— Fuente —
::::
Esas matemáticas ajustadas y vagamente posibles en un mundo perfecto nos demuestran que suspender tres asignaturas en la ESO por el despiste y la tozudez que suelen generar los amores y las rebeldías adolescentes pueden colocar tu ancianidad en el disparadero; que un retraso cognitivo de un niño de seis años puede determinar que tenga o no pensión completa a los 65, si ha de repetir un año de primaria; que una equivocación en la elección de la vocación y perder dos años estudiando una carrera que no te gusta y para la que no vales puede agotar esos 370 días que tienes para poder resarcirte de tus errores, de tus faltas de juicio o simplemente de tus indecisiones.
Esas operaciones aritméticas que nos dejan dos años de margen nos vuelven a un mundo donde mandan los hados. Donde impera la suerte.
Nos presentan un futuro en el que la mala suerte puede marcar el destino de los hombres -y no es una frase del Oráculo de Delfos-, en el que unos meses de más sin encontrar trabajo, trabajando sin cotización -por imperativo de la necesidad- o cualquier otra circunstancia a la que nos arroje la suerte van a marcar el devenir de nuestra jubilación y de nuestra vejez.
Y eso en un mundo perfecto. En una sociedad en la que todos tengamos trabajo durante todo el tiempo necesario, en el que cumplamos los plazos que establece la educación obligatoria, los estudios universitarios y el mercado laboral.
::::
— Datos mostrados —

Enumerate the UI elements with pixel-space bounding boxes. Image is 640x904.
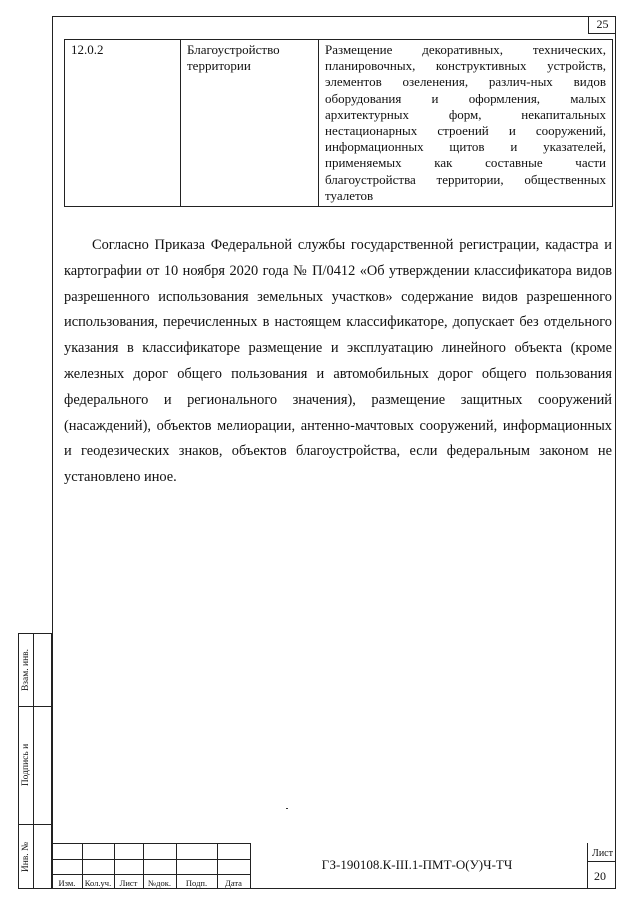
::::
— Consigna A —
Traduce al inglés esta oración de la fuente: "Esas operaciones aritméticas que nos dejan dos años de margen nos vuelven a un mundo donde mandan los hados."
— Consigna B —
Contesta brevemente, según la fuente:
(i) ¿Cuántos días se tienen para resarcirse de los errores?
(ii) ¿A qué edad se menciona la pensión completa?
(iii) ¿Qué oráculo se nombra?
— Consigna C —
Reproduce el fragmento de la fuente comprendido entre "Esas operaciones aritméticas" y "de nuestra vejez.", ambos incluidos.

— Solución del ejercicio A —
Those arithmetic operations that leave us a two-year margin take us back to a world where the fates rule.

— Solución del ejercicio B —
(i) 370 días.
(ii) A los 65 años.
(iii) El Oráculo de Delfos.

— Solución del ejercicio C —
Esas operaciones aritméticas que nos dejan dos años de margen nos vuelven a un mundo donde mandan los hados. Donde impera la suerte.
Nos presentan un futuro en el que la mala suerte puede marcar el destino de los hombres -y no es una frase del Oráculo de Delfos-, en el que unos meses de más sin encontrar trabajo, trabajando sin cotización -por imperativo de la necesidad- o cualquier otra circunstancia a la que nos arroje la suerte van a marcar el devenir de nuestra jubilación y de nuestra vejez.